# Records for this task
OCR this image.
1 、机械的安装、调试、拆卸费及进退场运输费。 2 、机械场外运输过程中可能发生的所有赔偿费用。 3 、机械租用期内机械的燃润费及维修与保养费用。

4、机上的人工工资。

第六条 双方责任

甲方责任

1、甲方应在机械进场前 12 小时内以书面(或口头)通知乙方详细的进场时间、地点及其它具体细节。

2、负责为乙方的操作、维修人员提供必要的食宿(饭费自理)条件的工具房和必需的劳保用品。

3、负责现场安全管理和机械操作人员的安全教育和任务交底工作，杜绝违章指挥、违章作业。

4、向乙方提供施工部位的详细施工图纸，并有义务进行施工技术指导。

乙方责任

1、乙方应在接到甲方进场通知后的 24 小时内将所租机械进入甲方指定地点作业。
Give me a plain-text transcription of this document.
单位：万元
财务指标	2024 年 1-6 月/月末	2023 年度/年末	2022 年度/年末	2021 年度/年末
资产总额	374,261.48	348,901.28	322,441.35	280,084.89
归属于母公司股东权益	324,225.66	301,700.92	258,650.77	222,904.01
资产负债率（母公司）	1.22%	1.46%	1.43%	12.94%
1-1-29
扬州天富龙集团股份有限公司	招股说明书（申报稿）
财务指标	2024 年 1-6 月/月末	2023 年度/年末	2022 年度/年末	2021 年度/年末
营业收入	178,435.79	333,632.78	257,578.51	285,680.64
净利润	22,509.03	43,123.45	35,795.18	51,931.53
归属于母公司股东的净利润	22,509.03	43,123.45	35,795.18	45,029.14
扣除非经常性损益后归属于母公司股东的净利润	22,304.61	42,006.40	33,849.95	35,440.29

# Task instructions
Show the data once more, exactly as it was written.

# Finished exercise
OCR this image.
1 、机械的安装、调试、拆卸费及进退场运输费。 2 、机械场外运输过程中可能发生的所有赔偿费用。 3 、机械租用期内机械的燃润费及维修与保养费用。

4、机上的人工工资。

第六条 双方责任

甲方责任

1、甲方应在机械进场前 12 小时内以书面(或口头)通知乙方详细的进场时间、地点及其它具体细节。

2、负责为乙方的操作、维修人员提供必要的食宿(饭费自理)条件的工具房和必需的劳保用品。

3、负责现场安全管理和机械操作人员的安全教育和任务交底工作，杜绝违章指挥、违章作业。

4、向乙方提供施工部位的详细施工图纸，并有义务进行施工技术指导。

乙方责任

1、乙方应在接到甲方进场通知后的 24 小时内将所租机械进入甲方指定地点作业。
Give me a plain-text transcription of this document.
单位：万元
财务指标	2024 年 1-6 月/月末	2023 年度/年末	2022 年度/年末	2021 年度/年末
资产总额	374,261.48	348,901.28	322,441.35	280,084.89
归属于母公司股东权益	324,225.66	301,700.92	258,650.77	222,904.01
资产负债率（母公司）	1.22%	1.46%	1.43%	12.94%
1-1-29
扬州天富龙集团股份有限公司	招股说明书（申报稿）
财务指标	2024 年 1-6 月/月末	2023 年度/年末	2022 年度/年末	2021 年度/年末
营业收入	178,435.79	333,632.78	257,578.51	285,680.64
净利润	22,509.03	43,123.45	35,795.18	51,931.53
归属于母公司股东的净利润	22,509.03	43,123.45	35,795.18	45,029.14
扣除非经常性损益后归属于母公司股东的净利润	22,304.61	42,006.40	33,849.95	35,440.29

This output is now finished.